Count how many lines below include the string "R铝塑复合管", and give that number without anything else.
-- start The data --
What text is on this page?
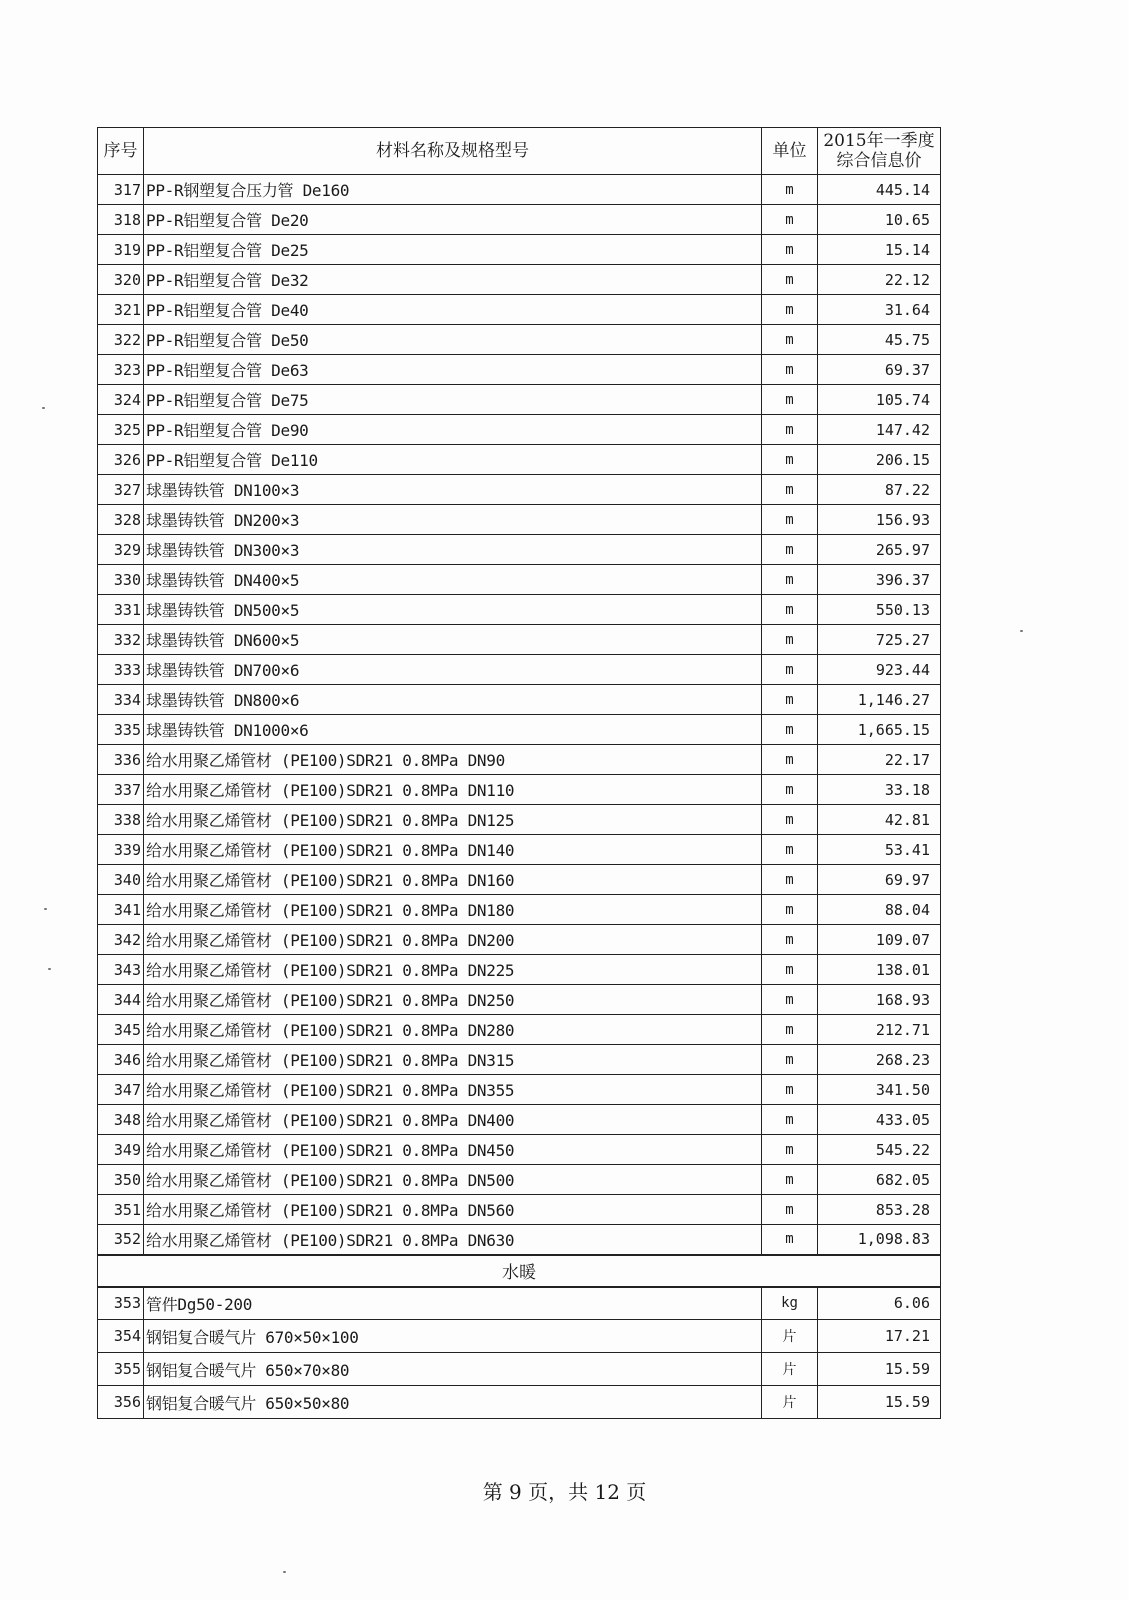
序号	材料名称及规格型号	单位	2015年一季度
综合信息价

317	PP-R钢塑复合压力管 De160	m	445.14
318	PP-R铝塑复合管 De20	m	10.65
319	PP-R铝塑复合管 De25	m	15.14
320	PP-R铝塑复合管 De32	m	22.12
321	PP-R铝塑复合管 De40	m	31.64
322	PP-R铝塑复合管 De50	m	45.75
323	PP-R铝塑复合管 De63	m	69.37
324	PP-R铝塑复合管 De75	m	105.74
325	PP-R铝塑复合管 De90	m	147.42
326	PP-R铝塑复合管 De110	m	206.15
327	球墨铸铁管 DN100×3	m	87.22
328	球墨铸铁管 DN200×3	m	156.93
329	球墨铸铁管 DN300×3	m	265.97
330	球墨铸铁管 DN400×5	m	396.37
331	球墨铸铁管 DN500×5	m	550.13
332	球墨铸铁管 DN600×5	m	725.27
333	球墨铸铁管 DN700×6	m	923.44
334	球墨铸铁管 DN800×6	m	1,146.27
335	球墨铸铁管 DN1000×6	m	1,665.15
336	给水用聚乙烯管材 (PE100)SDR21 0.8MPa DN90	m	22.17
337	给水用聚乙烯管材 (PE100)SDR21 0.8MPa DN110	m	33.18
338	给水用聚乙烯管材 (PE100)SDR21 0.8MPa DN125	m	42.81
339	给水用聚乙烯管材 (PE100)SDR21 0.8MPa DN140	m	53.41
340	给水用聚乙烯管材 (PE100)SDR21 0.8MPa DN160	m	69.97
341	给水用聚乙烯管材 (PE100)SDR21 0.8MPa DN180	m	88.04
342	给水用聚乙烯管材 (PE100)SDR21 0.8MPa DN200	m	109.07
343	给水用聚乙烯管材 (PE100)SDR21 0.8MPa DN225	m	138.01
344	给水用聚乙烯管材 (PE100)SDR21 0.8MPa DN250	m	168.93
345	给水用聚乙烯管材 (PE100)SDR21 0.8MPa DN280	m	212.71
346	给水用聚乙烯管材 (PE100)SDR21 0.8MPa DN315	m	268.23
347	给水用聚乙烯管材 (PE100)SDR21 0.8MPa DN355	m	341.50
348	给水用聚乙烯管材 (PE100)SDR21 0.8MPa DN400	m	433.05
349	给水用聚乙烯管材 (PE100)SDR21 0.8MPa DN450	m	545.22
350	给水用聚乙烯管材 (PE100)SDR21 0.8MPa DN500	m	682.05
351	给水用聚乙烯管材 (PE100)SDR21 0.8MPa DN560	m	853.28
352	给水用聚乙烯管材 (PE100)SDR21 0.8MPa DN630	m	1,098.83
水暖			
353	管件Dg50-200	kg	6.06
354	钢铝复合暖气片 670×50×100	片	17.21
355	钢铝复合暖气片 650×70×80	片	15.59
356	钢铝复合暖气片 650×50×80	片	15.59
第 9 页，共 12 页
-- end The data --
- Response to this task
9